(WHAT IS BEING ASKED):
Return all lines with the word "this" in them.

(Source data)
━━━━

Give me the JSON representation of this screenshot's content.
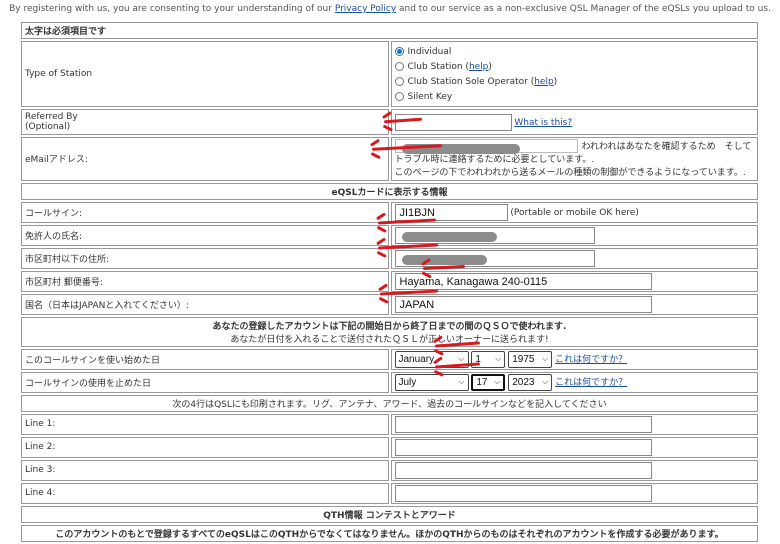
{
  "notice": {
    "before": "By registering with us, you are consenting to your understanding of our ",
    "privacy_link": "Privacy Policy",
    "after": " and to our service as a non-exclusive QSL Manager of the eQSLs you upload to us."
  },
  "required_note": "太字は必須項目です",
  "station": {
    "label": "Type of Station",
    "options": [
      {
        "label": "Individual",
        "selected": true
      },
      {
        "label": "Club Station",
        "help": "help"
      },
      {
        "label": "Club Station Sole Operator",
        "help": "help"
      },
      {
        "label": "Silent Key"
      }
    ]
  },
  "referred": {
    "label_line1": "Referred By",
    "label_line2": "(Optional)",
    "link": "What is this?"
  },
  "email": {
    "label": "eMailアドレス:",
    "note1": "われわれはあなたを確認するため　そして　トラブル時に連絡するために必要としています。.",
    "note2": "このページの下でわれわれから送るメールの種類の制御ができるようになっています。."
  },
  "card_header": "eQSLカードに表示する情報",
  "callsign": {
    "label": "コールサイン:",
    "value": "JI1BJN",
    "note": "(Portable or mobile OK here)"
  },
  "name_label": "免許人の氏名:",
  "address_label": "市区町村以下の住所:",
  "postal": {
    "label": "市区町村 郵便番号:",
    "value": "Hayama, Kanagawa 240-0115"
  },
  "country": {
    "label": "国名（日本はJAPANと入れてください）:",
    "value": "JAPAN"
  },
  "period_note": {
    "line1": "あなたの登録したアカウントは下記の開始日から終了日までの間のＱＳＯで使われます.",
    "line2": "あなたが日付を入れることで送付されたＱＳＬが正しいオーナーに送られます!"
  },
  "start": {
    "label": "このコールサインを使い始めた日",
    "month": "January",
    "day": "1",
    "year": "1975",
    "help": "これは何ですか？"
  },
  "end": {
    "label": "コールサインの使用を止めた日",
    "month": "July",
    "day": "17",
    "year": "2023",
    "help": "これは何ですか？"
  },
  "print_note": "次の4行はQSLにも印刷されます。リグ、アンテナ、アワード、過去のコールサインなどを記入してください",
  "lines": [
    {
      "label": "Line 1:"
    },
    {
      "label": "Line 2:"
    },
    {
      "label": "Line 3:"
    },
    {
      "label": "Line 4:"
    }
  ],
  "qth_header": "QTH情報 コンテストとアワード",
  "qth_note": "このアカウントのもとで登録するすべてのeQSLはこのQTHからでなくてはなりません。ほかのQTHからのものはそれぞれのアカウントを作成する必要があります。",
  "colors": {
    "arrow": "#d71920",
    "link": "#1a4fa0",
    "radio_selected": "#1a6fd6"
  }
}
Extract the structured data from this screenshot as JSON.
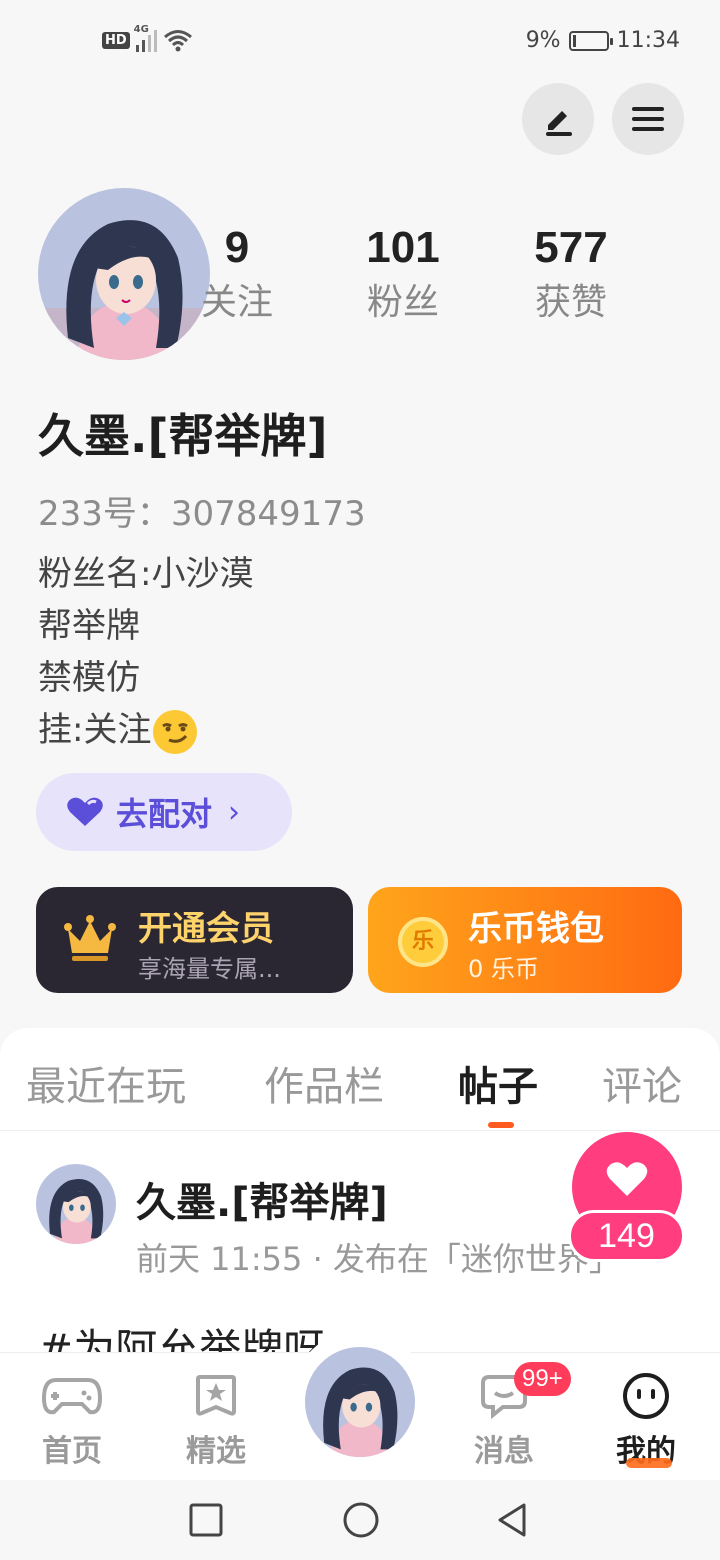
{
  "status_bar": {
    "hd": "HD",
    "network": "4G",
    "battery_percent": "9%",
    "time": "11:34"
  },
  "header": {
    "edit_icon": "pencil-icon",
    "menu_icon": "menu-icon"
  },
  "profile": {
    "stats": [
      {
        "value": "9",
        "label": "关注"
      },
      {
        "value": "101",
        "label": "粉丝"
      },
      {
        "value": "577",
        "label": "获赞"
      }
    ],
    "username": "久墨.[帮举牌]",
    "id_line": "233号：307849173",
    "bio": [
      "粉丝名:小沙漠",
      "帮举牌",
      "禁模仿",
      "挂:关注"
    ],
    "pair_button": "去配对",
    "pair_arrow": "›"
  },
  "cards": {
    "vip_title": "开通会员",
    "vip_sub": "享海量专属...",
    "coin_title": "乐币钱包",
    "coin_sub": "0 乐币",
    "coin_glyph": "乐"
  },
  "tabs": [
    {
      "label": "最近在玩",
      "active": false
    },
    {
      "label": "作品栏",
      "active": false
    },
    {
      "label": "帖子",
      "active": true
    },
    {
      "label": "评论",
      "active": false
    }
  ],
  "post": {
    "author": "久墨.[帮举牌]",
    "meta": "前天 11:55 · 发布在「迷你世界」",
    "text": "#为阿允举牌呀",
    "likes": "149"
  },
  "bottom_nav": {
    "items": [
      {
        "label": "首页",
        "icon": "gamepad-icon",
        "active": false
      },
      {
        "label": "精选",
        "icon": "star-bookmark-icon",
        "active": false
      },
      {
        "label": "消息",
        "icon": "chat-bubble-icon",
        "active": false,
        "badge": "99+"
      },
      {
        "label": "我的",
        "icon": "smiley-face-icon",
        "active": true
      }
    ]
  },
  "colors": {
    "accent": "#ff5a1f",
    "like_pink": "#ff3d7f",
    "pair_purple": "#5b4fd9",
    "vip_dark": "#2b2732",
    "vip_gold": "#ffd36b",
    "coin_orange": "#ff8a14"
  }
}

━━━━

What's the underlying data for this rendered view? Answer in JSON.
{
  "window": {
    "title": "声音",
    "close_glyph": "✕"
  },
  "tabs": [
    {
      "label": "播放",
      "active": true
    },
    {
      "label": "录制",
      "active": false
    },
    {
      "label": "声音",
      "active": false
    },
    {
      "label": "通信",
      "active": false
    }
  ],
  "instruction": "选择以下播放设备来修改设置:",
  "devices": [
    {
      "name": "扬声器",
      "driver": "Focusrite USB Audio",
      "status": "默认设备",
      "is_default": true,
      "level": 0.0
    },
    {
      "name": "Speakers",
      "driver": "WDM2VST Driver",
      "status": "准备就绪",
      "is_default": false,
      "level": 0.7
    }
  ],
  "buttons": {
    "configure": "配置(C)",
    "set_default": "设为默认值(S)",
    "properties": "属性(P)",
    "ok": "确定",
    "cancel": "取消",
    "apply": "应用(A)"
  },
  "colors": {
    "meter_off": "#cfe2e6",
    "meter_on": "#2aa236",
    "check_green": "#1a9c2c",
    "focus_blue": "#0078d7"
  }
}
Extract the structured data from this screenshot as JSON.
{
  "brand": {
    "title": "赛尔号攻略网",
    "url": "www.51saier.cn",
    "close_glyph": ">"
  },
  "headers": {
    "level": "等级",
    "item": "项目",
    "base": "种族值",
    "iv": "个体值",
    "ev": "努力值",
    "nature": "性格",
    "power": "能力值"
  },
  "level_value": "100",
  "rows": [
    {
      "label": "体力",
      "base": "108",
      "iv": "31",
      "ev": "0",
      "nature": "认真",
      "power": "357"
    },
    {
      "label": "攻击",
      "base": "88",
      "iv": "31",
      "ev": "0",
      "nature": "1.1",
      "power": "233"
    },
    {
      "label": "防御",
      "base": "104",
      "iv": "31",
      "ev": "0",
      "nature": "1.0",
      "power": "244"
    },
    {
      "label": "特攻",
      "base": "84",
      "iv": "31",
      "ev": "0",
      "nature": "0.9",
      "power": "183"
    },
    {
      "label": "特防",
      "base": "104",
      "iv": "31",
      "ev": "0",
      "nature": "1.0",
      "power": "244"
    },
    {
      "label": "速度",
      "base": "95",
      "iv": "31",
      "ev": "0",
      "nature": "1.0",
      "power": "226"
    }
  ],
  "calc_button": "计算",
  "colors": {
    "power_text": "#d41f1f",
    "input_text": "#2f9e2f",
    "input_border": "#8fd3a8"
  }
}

━━━━

(THE SOLUTION):
Give me the JSON representation of this screenshot's content.
    "link": "What is this?"
Extract the structured data from this screenshot as JSON.
What's the underlying data for this rendered view? Answer in JSON.
Extract the structured data from this screenshot as JSON.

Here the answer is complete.